- Required work
Go through the lines below and copy each one that holds the string "dining".

- Input
· · · ·

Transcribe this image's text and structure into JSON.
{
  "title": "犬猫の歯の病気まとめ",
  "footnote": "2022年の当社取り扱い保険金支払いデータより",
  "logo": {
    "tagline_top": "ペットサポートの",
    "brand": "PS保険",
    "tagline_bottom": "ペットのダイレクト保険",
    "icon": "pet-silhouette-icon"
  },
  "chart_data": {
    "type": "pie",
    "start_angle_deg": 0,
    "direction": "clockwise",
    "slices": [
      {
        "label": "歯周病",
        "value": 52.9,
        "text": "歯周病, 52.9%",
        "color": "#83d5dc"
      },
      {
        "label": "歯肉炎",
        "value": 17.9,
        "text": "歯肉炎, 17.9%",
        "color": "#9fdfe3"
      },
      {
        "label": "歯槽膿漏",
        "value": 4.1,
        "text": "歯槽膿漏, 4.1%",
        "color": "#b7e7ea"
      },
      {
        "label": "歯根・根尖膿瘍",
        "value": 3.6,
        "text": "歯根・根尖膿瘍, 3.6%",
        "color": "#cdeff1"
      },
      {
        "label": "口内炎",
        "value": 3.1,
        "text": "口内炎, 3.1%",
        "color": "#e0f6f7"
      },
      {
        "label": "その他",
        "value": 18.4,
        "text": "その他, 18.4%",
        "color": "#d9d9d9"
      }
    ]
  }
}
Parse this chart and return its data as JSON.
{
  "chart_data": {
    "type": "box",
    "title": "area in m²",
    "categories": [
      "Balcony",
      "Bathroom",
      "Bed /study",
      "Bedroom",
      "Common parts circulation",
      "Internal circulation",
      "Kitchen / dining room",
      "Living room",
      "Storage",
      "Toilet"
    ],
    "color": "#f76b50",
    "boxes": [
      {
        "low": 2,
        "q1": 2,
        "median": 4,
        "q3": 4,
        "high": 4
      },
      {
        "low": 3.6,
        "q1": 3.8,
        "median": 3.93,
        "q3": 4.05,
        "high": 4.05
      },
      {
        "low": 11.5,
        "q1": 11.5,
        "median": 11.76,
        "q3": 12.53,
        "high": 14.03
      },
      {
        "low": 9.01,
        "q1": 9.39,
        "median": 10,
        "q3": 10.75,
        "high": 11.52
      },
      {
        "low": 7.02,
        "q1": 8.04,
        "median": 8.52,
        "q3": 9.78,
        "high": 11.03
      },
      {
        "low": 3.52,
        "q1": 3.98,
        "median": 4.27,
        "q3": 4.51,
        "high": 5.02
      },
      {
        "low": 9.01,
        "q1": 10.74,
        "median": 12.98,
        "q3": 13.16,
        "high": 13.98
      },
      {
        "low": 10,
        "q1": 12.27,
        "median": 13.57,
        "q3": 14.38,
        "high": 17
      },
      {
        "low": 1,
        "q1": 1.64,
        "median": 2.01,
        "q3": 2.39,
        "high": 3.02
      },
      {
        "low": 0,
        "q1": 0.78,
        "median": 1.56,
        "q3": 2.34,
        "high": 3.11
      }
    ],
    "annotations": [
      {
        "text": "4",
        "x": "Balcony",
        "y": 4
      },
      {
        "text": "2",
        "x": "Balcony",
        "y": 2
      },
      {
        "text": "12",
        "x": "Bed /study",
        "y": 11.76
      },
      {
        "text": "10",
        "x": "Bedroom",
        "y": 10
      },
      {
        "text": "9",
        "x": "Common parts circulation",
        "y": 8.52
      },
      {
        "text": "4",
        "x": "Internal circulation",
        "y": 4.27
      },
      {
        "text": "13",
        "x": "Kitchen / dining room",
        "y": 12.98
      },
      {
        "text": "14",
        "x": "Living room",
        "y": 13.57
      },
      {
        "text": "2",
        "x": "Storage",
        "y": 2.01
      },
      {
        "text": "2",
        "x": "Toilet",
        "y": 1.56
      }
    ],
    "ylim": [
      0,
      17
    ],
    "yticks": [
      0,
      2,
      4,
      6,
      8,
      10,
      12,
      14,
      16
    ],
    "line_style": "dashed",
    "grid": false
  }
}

· · · ·

- Problem solution
      "Kitchen / dining room",
        "x": "Kitchen / dining room",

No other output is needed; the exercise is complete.